* [Exercise directions]:
Show every line that has the string "gluc" in it.

************

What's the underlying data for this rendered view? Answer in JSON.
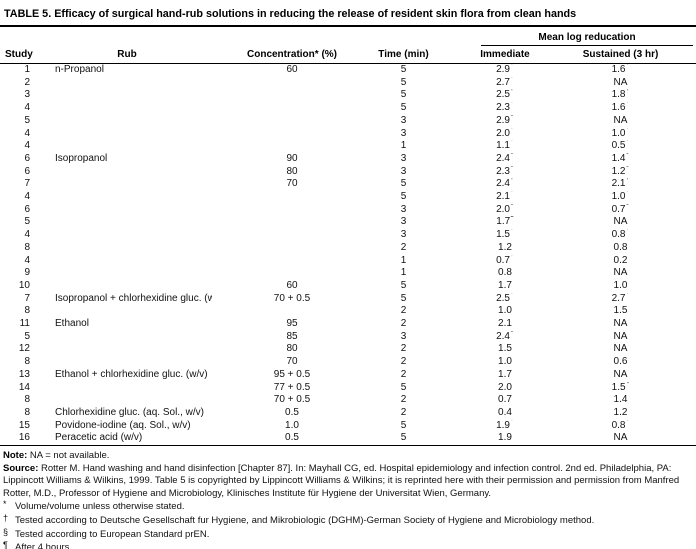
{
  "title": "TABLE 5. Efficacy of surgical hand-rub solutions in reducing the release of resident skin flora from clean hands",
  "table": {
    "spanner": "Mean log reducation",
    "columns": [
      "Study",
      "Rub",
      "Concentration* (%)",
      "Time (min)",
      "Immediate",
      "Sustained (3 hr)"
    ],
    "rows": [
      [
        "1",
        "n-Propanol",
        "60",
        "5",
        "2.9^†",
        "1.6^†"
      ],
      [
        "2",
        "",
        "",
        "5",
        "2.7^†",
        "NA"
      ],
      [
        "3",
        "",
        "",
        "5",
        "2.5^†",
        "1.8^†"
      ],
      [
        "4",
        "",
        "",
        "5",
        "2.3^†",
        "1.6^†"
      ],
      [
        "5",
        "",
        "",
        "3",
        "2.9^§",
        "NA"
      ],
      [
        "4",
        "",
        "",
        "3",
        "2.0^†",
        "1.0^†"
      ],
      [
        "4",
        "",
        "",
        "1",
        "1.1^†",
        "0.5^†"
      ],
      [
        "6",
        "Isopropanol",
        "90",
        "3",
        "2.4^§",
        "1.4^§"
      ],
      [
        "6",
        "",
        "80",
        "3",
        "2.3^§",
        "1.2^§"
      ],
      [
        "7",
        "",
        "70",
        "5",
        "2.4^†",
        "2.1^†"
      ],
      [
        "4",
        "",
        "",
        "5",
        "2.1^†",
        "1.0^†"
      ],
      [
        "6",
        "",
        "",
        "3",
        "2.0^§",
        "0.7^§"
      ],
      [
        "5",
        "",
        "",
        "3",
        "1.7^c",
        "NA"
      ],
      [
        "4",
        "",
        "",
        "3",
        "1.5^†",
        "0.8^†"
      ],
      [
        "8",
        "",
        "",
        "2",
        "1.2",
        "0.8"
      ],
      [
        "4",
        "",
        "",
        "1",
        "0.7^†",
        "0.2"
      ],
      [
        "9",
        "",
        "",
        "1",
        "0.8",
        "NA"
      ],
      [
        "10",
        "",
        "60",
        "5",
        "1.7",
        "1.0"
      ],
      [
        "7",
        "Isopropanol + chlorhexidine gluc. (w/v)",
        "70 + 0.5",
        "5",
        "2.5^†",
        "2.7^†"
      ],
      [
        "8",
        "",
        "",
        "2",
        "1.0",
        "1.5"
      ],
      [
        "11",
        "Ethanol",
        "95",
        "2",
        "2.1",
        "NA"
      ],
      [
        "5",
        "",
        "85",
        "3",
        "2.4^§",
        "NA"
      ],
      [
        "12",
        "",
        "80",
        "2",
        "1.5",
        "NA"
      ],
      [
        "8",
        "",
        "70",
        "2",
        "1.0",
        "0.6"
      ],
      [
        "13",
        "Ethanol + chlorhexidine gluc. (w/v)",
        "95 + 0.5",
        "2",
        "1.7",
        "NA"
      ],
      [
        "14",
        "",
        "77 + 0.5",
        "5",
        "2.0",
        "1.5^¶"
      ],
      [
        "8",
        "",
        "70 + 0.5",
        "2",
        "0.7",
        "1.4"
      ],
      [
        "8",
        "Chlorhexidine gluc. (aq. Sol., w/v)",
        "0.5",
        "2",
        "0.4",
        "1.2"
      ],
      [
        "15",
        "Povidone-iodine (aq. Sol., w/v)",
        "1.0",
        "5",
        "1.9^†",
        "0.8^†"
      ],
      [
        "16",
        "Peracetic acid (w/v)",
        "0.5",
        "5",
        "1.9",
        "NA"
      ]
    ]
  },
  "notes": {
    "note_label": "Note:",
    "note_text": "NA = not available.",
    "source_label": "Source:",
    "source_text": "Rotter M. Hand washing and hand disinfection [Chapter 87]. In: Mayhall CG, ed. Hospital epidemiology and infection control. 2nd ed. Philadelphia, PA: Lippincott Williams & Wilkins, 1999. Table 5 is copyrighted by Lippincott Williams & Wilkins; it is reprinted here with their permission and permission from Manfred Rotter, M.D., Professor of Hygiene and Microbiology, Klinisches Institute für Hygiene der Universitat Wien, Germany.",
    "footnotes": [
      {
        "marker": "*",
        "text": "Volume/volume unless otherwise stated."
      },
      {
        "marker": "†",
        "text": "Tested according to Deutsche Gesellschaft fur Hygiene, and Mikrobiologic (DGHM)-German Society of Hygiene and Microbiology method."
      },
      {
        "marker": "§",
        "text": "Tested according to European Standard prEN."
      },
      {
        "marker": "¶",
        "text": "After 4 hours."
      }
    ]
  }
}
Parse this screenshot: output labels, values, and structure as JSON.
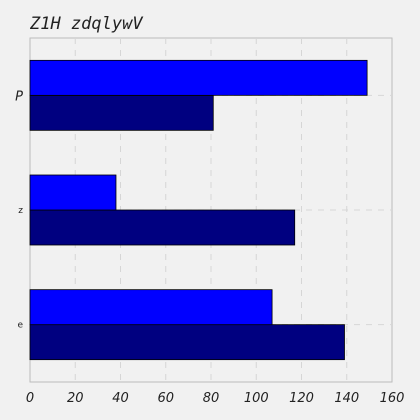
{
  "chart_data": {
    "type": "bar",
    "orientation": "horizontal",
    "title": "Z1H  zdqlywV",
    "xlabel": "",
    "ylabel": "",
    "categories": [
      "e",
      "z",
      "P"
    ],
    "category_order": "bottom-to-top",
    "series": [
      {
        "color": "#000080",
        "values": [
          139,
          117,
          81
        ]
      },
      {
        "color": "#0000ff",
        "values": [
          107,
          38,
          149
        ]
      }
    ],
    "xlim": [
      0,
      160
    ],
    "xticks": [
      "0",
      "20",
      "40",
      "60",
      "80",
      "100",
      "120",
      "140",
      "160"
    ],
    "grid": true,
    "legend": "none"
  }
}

************

* [Completed exercise]:
        "Isopropanol + chlorhexidine gluc. (w/v)",
        "Ethanol + chlorhexidine gluc. (w/v)",
        "Chlorhexidine gluc. (aq. Sol., w/v)",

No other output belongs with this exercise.